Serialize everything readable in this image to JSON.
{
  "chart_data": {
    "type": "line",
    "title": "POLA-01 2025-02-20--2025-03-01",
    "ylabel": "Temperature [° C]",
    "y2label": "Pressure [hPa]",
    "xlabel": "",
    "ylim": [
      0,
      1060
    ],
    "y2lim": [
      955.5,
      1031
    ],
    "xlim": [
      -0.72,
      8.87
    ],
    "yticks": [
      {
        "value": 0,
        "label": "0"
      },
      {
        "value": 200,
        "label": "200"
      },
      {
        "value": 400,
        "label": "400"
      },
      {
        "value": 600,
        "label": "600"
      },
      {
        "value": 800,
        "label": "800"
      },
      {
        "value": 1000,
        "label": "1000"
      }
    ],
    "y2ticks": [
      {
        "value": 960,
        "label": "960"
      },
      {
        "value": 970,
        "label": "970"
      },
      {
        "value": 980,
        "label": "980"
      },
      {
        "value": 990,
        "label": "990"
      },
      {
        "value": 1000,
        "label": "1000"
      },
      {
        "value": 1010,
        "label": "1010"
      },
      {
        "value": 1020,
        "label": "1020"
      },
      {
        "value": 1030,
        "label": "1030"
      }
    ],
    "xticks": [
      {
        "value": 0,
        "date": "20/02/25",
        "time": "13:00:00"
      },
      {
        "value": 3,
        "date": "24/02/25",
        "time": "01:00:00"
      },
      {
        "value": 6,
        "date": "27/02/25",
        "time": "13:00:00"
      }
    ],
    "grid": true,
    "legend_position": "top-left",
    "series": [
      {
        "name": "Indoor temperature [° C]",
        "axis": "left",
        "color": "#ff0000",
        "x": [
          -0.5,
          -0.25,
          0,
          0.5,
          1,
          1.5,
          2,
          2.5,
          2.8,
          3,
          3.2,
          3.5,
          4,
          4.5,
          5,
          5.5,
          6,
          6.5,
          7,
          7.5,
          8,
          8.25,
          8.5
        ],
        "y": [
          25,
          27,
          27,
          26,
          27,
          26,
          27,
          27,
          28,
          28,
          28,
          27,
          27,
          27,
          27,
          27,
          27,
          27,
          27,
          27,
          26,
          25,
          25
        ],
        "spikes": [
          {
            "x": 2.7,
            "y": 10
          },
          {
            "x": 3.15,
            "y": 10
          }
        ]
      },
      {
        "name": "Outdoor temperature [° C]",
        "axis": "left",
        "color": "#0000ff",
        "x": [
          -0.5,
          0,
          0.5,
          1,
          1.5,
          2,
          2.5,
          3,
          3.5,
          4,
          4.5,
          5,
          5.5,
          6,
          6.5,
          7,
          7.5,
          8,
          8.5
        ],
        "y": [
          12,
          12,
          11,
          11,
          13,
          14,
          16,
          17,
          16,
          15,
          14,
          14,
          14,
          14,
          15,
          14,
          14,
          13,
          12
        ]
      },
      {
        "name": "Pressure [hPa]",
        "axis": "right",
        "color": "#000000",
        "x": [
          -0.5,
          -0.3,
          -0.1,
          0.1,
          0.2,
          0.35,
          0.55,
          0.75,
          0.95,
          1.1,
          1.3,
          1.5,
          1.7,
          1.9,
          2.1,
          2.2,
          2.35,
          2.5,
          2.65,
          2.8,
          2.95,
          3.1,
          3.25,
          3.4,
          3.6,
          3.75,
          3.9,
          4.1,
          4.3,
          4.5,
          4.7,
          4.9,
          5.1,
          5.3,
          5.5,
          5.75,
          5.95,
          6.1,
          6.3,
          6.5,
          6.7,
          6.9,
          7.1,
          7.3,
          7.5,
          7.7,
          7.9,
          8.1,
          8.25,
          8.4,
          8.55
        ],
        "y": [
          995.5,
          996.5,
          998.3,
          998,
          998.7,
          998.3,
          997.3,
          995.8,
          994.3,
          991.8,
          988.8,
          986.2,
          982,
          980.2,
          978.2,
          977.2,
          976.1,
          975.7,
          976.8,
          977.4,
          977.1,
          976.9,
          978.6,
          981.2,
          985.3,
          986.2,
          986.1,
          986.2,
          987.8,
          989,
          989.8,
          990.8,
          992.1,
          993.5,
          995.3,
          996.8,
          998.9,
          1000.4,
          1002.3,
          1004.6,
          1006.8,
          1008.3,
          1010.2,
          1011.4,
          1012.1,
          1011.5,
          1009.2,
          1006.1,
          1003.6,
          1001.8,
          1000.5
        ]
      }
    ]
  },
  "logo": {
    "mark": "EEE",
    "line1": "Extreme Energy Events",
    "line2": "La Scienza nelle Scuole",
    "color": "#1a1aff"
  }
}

============

> TASK OBJECTIVE
Each line above must be printed exactly as it appears.

> CORRECT ANSWER
Serialize everything readable in this image to JSON.
{
  "chart_data": {
    "type": "line",
    "title": "POLA-01 2025-02-20--2025-03-01",
    "ylabel": "Temperature [° C]",
    "y2label": "Pressure [hPa]",
    "xlabel": "",
    "ylim": [
      0,
      1060
    ],
    "y2lim": [
      955.5,
      1031
    ],
    "xlim": [
      -0.72,
      8.87
    ],
    "yticks": [
      {
        "value": 0,
        "label": "0"
      },
      {
        "value": 200,
        "label": "200"
      },
      {
        "value": 400,
        "label": "400"
      },
      {
        "value": 600,
        "label": "600"
      },
      {
        "value": 800,
        "label": "800"
      },
      {
        "value": 1000,
        "label": "1000"
      }
    ],
    "y2ticks": [
      {
        "value": 960,
        "label": "960"
      },
      {
        "value": 970,
        "label": "970"
      },
      {
        "value": 980,
        "label": "980"
      },
      {
        "value": 990,
        "label": "990"
      },
      {
        "value": 1000,
        "label": "1000"
      },
      {
        "value": 1010,
        "label": "1010"
      },
      {
        "value": 1020,
        "label": "1020"
      },
      {
        "value": 1030,
        "label": "1030"
      }
    ],
    "xticks": [
      {
        "value": 0,
        "date": "20/02/25",
        "time": "13:00:00"
      },
      {
        "value": 3,
        "date": "24/02/25",
        "time": "01:00:00"
      },
      {
        "value": 6,
        "date": "27/02/25",
        "time": "13:00:00"
      }
    ],
    "grid": true,
    "legend_position": "top-left",
    "series": [
      {
        "name": "Indoor temperature [° C]",
        "axis": "left",
        "color": "#ff0000",
        "x": [
          -0.5,
          -0.25,
          0,
          0.5,
          1,
          1.5,
          2,
          2.5,
          2.8,
          3,
          3.2,
          3.5,
          4,
          4.5,
          5,
          5.5,
          6,
          6.5,
          7,
          7.5,
          8,
          8.25,
          8.5
        ],
        "y": [
          25,
          27,
          27,
          26,
          27,
          26,
          27,
          27,
          28,
          28,
          28,
          27,
          27,
          27,
          27,
          27,
          27,
          27,
          27,
          27,
          26,
          25,
          25
        ],
        "spikes": [
          {
            "x": 2.7,
            "y": 10
          },
          {
            "x": 3.15,
            "y": 10
          }
        ]
      },
      {
        "name": "Outdoor temperature [° C]",
        "axis": "left",
        "color": "#0000ff",
        "x": [
          -0.5,
          0,
          0.5,
          1,
          1.5,
          2,
          2.5,
          3,
          3.5,
          4,
          4.5,
          5,
          5.5,
          6,
          6.5,
          7,
          7.5,
          8,
          8.5
        ],
        "y": [
          12,
          12,
          11,
          11,
          13,
          14,
          16,
          17,
          16,
          15,
          14,
          14,
          14,
          14,
          15,
          14,
          14,
          13,
          12
        ]
      },
      {
        "name": "Pressure [hPa]",
        "axis": "right",
        "color": "#000000",
        "x": [
          -0.5,
          -0.3,
          -0.1,
          0.1,
          0.2,
          0.35,
          0.55,
          0.75,
          0.95,
          1.1,
          1.3,
          1.5,
          1.7,
          1.9,
          2.1,
          2.2,
          2.35,
          2.5,
          2.65,
          2.8,
          2.95,
          3.1,
          3.25,
          3.4,
          3.6,
          3.75,
          3.9,
          4.1,
          4.3,
          4.5,
          4.7,
          4.9,
          5.1,
          5.3,
          5.5,
          5.75,
          5.95,
          6.1,
          6.3,
          6.5,
          6.7,
          6.9,
          7.1,
          7.3,
          7.5,
          7.7,
          7.9,
          8.1,
          8.25,
          8.4,
          8.55
        ],
        "y": [
          995.5,
          996.5,
          998.3,
          998,
          998.7,
          998.3,
          997.3,
          995.8,
          994.3,
          991.8,
          988.8,
          986.2,
          982,
          980.2,
          978.2,
          977.2,
          976.1,
          975.7,
          976.8,
          977.4,
          977.1,
          976.9,
          978.6,
          981.2,
          985.3,
          986.2,
          986.1,
          986.2,
          987.8,
          989,
          989.8,
          990.8,
          992.1,
          993.5,
          995.3,
          996.8,
          998.9,
          1000.4,
          1002.3,
          1004.6,
          1006.8,
          1008.3,
          1010.2,
          1011.4,
          1012.1,
          1011.5,
          1009.2,
          1006.1,
          1003.6,
          1001.8,
          1000.5
        ]
      }
    ]
  },
  "logo": {
    "mark": "EEE",
    "line1": "Extreme Energy Events",
    "line2": "La Scienza nelle Scuole",
    "color": "#1a1aff"
  }
}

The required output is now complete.